DATA PROVIDED:
☆ ☆ ☆
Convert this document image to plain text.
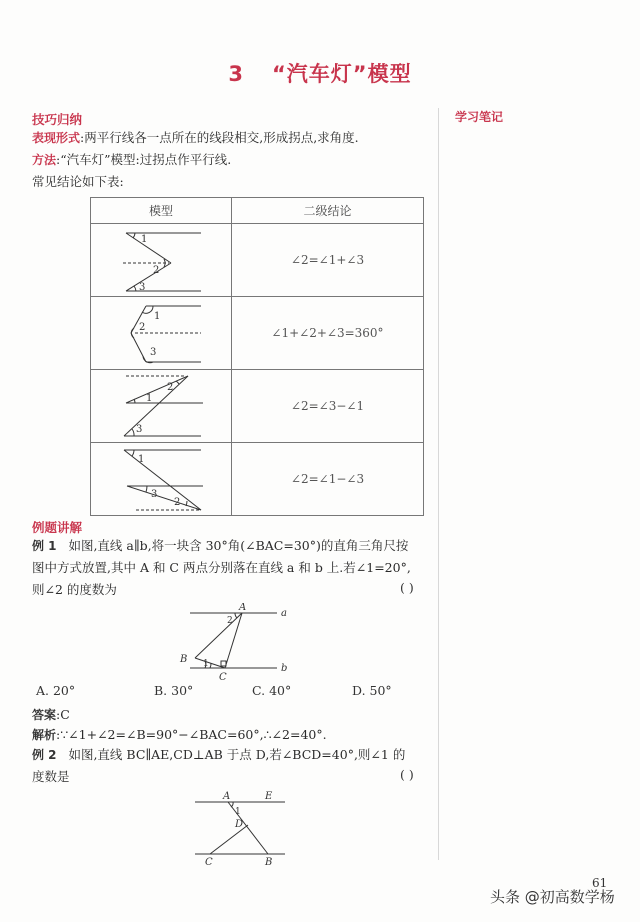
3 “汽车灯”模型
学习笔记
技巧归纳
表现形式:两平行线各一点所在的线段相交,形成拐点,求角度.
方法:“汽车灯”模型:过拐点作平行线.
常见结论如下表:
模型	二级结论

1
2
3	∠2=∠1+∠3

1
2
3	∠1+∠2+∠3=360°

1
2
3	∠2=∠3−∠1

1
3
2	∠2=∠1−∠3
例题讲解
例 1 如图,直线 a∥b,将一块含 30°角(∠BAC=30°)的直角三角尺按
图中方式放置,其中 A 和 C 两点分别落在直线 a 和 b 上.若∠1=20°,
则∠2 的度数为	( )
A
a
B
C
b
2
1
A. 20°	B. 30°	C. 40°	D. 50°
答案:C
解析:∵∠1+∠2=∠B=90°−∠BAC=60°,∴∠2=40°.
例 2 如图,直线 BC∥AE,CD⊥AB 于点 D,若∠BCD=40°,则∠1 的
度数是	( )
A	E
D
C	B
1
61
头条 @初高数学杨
☆ ☆ ☆
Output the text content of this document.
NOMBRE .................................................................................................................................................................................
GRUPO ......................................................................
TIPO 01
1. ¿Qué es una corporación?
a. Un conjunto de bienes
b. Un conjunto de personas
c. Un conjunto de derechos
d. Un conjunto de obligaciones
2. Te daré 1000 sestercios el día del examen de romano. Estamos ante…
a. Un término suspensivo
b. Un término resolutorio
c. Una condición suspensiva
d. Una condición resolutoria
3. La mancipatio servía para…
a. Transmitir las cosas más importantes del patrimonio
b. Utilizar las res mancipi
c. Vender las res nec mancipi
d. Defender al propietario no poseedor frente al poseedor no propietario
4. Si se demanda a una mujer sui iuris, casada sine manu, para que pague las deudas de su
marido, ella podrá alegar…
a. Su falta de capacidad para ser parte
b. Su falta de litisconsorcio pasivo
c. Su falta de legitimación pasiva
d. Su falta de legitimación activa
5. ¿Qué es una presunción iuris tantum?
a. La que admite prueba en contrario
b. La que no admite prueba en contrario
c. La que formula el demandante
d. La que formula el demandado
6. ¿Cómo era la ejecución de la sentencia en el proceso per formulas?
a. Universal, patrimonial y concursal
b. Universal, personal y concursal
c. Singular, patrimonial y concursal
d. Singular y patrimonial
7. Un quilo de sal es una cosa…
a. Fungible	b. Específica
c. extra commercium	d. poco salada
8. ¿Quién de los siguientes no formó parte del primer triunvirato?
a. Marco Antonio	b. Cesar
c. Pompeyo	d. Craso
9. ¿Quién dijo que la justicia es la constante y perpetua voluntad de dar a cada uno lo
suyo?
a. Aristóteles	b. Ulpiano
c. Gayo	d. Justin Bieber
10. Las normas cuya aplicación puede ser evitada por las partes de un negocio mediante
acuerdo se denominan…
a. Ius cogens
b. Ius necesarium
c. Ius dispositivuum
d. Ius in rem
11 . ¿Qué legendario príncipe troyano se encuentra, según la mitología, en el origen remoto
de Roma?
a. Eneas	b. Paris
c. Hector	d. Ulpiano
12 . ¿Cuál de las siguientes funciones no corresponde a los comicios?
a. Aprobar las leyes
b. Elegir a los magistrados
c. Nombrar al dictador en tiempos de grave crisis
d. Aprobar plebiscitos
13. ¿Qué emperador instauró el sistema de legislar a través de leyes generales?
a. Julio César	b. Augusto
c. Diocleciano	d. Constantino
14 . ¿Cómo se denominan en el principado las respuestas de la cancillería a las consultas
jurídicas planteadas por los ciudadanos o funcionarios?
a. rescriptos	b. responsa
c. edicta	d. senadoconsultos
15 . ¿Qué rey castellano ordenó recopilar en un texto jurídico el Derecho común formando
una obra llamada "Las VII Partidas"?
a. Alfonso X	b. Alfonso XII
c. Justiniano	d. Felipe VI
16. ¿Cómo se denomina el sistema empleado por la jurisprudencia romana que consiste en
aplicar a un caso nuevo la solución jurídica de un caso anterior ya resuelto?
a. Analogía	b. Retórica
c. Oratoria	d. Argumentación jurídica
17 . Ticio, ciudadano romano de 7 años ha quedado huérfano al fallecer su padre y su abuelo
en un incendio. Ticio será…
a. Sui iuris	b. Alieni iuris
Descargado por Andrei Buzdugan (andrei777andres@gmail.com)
☆ ☆ ☆
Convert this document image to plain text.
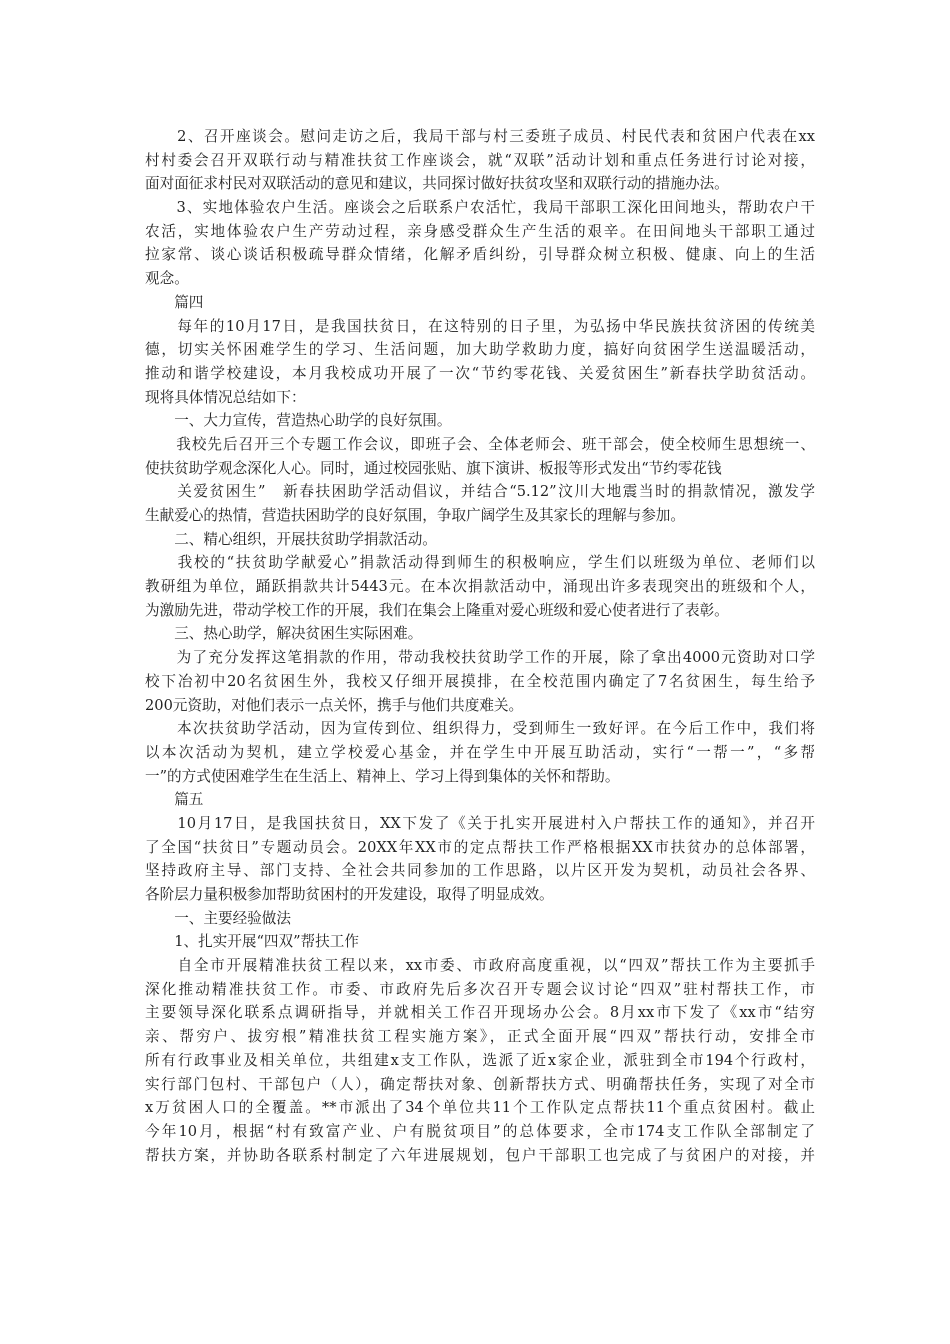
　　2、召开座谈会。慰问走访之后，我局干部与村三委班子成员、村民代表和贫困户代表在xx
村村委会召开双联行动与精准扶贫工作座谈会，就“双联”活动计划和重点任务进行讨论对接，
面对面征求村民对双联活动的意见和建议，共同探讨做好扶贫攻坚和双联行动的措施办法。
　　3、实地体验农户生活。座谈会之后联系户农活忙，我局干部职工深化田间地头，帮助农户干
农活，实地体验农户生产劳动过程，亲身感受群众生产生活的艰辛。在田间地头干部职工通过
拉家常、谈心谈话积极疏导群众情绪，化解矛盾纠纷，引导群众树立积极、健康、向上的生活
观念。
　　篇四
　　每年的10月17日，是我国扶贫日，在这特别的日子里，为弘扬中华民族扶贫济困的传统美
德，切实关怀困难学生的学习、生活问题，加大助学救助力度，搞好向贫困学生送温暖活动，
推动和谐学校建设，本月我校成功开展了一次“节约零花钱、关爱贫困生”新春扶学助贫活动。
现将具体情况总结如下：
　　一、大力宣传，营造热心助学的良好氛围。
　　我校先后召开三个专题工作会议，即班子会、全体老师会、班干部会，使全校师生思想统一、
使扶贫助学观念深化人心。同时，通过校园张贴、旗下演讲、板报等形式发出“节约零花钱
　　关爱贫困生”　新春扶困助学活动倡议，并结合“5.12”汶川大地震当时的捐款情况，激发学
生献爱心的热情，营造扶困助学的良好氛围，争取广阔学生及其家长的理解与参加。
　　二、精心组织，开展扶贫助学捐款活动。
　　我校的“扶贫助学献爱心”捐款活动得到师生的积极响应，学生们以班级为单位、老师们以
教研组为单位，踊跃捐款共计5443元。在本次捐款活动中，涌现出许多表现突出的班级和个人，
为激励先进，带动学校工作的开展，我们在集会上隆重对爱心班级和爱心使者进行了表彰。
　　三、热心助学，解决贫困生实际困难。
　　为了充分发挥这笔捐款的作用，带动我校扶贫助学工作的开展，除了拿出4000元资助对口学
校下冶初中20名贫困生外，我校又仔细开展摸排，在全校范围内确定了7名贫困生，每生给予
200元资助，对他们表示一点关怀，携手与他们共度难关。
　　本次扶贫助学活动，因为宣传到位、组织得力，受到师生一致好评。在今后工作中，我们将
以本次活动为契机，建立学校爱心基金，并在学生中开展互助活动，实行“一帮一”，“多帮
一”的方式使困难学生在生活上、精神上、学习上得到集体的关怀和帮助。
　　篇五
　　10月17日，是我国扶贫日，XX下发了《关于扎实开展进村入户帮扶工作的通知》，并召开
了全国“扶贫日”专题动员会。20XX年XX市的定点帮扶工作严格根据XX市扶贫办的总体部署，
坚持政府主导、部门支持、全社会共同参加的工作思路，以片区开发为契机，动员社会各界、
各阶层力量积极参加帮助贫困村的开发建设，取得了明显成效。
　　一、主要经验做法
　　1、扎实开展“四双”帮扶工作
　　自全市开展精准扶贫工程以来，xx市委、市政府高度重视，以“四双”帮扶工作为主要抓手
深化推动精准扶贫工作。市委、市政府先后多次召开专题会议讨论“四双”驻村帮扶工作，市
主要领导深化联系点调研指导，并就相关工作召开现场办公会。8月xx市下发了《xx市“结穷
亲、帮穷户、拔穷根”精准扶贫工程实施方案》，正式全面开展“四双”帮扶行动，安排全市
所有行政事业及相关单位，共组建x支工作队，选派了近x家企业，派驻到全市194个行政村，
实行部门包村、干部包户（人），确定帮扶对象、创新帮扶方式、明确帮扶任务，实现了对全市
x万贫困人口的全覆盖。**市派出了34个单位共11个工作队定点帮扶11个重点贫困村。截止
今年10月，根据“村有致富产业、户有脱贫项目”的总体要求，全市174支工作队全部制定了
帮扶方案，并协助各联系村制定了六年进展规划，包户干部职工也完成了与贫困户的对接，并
☆ ☆ ☆
JOB: Of the lines above, how many hold the word "关爱贫困生"? Say the number alone.

TASK SOLUTION: 2